=== Work to do ===
Copy out all lines where "shortcode" appears.
## Begin Material for the task
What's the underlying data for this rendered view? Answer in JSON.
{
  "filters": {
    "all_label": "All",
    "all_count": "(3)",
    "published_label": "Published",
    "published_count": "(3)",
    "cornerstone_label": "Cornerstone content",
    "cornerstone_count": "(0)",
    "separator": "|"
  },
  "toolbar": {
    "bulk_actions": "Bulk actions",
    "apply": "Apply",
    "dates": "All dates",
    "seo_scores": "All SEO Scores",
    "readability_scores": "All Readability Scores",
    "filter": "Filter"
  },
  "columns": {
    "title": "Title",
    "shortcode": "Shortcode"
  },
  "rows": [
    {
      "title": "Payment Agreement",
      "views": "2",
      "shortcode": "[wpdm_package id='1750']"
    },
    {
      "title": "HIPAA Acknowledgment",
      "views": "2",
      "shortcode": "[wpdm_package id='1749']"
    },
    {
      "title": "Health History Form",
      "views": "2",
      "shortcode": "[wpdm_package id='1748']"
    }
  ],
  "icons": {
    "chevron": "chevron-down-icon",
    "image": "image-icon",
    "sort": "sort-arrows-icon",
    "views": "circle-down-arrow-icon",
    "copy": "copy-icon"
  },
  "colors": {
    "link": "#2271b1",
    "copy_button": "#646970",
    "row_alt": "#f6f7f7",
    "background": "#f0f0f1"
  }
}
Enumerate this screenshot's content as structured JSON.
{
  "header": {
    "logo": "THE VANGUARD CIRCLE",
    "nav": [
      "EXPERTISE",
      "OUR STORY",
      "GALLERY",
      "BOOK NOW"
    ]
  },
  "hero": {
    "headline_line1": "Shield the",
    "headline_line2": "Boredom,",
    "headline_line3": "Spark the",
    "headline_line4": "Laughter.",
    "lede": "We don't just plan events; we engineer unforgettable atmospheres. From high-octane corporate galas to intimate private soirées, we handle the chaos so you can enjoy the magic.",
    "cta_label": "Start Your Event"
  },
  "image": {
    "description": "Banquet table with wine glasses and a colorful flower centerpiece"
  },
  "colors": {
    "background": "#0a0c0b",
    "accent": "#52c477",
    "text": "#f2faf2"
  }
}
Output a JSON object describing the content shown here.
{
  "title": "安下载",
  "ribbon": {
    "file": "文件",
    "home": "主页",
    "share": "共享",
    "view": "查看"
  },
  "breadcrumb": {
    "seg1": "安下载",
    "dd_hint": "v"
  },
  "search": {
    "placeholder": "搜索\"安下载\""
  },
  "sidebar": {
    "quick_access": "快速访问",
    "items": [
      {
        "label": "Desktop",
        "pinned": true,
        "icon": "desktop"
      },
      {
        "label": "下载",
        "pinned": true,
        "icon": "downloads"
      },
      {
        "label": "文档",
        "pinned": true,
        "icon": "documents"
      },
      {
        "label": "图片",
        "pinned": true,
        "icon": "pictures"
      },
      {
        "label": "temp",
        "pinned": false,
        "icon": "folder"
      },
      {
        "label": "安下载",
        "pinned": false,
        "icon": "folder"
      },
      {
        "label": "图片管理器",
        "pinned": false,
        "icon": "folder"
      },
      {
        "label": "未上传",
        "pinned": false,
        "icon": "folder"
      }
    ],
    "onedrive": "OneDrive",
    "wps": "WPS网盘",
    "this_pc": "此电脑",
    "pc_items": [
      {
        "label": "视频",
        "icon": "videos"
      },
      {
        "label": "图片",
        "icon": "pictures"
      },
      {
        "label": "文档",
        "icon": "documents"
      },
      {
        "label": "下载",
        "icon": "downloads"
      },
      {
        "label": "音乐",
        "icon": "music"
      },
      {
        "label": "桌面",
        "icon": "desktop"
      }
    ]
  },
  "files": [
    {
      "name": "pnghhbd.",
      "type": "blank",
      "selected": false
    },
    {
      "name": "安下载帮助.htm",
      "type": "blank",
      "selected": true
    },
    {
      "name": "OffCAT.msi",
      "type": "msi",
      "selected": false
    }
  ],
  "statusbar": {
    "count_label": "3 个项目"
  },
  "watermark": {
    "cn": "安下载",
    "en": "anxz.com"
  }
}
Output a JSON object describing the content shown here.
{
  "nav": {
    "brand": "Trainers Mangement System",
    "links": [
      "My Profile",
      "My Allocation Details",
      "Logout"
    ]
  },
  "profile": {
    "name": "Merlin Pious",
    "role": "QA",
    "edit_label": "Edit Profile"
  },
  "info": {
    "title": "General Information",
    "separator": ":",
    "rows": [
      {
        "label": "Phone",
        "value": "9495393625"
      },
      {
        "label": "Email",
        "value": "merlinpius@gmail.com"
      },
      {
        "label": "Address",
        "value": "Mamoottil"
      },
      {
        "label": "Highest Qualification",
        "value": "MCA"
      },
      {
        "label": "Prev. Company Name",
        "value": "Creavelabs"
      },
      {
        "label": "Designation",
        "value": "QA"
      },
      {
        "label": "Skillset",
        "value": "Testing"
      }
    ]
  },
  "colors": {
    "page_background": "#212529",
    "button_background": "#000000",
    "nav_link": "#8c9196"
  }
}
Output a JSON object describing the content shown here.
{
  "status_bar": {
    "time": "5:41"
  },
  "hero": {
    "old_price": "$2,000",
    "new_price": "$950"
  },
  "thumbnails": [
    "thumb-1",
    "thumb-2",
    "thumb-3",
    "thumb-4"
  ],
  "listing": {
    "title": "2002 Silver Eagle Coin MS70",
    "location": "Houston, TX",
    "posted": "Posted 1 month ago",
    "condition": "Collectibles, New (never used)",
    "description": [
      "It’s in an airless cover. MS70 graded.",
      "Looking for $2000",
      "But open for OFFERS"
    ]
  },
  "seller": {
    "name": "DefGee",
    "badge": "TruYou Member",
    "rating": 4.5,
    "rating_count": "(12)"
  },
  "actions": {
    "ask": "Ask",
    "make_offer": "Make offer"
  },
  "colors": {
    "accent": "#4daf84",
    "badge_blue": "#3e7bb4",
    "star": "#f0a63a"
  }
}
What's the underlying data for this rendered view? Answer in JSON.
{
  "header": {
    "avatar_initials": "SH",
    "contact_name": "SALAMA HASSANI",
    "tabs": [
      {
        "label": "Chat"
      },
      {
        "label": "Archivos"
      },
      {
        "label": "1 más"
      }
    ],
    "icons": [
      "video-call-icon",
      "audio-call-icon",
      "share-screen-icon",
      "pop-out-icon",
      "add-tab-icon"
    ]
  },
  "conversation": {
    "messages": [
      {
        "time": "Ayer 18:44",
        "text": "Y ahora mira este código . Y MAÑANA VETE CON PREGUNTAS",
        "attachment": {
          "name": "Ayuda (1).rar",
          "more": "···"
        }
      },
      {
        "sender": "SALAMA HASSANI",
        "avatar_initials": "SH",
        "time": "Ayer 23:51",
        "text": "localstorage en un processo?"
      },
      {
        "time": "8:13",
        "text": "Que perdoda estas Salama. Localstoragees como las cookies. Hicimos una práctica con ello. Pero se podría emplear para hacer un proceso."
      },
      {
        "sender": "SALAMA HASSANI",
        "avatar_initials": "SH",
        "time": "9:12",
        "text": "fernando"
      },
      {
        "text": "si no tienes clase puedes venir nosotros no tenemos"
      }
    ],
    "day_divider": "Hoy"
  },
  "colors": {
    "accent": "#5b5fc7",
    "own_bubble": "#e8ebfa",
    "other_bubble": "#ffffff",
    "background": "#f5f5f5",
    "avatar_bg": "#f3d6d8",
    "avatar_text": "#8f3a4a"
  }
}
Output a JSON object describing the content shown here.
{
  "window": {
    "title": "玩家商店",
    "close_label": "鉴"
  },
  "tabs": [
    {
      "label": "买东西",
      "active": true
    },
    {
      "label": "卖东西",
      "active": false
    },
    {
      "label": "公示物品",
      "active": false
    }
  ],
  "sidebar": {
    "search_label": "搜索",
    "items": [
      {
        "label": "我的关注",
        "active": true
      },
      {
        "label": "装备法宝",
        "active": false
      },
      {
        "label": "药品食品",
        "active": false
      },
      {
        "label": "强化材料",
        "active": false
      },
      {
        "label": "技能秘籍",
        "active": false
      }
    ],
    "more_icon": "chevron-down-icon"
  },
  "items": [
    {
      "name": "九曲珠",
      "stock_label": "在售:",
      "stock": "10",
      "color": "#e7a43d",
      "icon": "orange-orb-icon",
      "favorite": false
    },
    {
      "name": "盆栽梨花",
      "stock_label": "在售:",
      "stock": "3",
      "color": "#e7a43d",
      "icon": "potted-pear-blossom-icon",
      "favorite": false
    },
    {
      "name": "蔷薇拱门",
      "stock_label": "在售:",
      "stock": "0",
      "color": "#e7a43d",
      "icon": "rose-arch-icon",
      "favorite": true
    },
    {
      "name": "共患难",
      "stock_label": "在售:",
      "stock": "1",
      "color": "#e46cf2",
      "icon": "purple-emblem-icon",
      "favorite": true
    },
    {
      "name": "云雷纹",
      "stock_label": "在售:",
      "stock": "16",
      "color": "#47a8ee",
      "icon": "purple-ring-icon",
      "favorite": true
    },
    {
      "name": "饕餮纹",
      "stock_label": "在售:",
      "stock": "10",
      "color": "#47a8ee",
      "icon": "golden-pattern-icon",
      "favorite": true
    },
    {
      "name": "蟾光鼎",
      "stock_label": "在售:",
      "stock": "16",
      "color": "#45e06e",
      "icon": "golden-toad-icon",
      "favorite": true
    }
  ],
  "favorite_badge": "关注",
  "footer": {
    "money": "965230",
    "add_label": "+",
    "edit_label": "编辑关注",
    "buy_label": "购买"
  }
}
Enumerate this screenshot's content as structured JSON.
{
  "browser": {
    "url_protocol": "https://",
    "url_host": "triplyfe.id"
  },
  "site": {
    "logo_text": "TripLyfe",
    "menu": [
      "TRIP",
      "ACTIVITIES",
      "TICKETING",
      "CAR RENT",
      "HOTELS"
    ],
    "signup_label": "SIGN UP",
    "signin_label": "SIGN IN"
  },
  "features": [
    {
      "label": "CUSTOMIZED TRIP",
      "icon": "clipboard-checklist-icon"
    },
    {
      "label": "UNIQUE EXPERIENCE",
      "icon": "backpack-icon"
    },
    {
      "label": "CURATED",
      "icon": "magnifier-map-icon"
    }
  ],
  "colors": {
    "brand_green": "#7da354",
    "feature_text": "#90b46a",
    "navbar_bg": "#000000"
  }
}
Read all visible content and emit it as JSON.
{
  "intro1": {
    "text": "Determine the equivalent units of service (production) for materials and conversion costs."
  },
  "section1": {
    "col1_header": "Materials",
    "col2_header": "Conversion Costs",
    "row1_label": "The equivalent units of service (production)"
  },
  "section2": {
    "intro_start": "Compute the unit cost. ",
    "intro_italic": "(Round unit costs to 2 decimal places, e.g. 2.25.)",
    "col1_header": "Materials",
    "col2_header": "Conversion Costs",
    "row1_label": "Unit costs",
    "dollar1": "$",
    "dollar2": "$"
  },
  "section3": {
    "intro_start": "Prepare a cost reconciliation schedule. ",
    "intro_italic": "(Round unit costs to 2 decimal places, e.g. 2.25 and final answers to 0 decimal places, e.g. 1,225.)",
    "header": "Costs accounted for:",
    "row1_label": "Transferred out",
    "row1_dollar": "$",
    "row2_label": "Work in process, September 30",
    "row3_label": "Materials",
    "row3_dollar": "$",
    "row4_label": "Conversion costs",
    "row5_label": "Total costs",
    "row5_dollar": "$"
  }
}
## End Material for the task
=== Solution to the problem ===
    "shortcode": "Shortcode"
      "shortcode": "[wpdm_package id='1750']"
      "shortcode": "[wpdm_package id='1749']"
      "shortcode": "[wpdm_package id='1748']"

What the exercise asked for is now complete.